*** Records for the exercise ***

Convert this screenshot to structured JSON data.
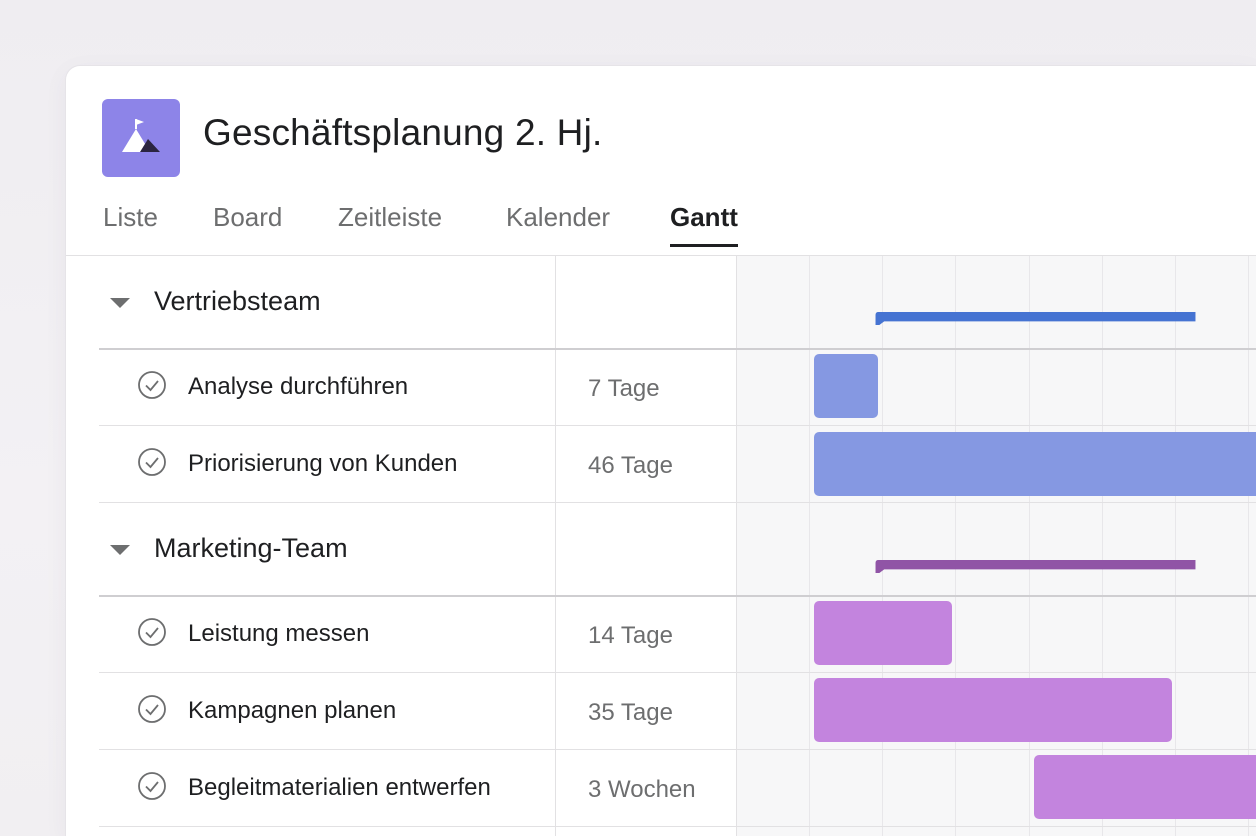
{
  "project": {
    "title": "Geschäftsplanung 2. Hj.",
    "icon": "mountain-flag-icon",
    "icon_color": "#8d84e8"
  },
  "tabs": [
    {
      "label": "Liste",
      "active": false
    },
    {
      "label": "Board",
      "active": false
    },
    {
      "label": "Zeitleiste",
      "active": false
    },
    {
      "label": "Kalender",
      "active": false
    },
    {
      "label": "Gantt",
      "active": true
    }
  ],
  "sections": [
    {
      "title": "Vertriebsteam",
      "summary_color": "#4573d2",
      "tasks": [
        {
          "name": "Analyse durchführen",
          "duration": "7 Tage",
          "bar_color": "#8598e2"
        },
        {
          "name": "Priorisierung von Kunden",
          "duration": "46 Tage",
          "bar_color": "#8598e2"
        }
      ]
    },
    {
      "title": "Marketing-Team",
      "summary_color": "#9054a6",
      "tasks": [
        {
          "name": "Leistung messen",
          "duration": "14 Tage",
          "bar_color": "#c384de"
        },
        {
          "name": "Kampagnen planen",
          "duration": "35 Tage",
          "bar_color": "#c384de"
        },
        {
          "name": "Begleitmaterialien entwerfen",
          "duration": "3 Wochen",
          "bar_color": "#c384de"
        }
      ]
    }
  ]
}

***

Return the listing above unchanged, apart from dropping its pictures.

- Correct response
Convert this screenshot to structured JSON data.
{
  "project": {
    "title": "Geschäftsplanung 2. Hj.",
    "icon": "mountain-flag-icon",
    "icon_color": "#8d84e8"
  },
  "tabs": [
    {
      "label": "Liste",
      "active": false
    },
    {
      "label": "Board",
      "active": false
    },
    {
      "label": "Zeitleiste",
      "active": false
    },
    {
      "label": "Kalender",
      "active": false
    },
    {
      "label": "Gantt",
      "active": true
    }
  ],
  "sections": [
    {
      "title": "Vertriebsteam",
      "summary_color": "#4573d2",
      "tasks": [
        {
          "name": "Analyse durchführen",
          "duration": "7 Tage",
          "bar_color": "#8598e2"
        },
        {
          "name": "Priorisierung von Kunden",
          "duration": "46 Tage",
          "bar_color": "#8598e2"
        }
      ]
    },
    {
      "title": "Marketing-Team",
      "summary_color": "#9054a6",
      "tasks": [
        {
          "name": "Leistung messen",
          "duration": "14 Tage",
          "bar_color": "#c384de"
        },
        {
          "name": "Kampagnen planen",
          "duration": "35 Tage",
          "bar_color": "#c384de"
        },
        {
          "name": "Begleitmaterialien entwerfen",
          "duration": "3 Wochen",
          "bar_color": "#c384de"
        }
      ]
    }
  ]
}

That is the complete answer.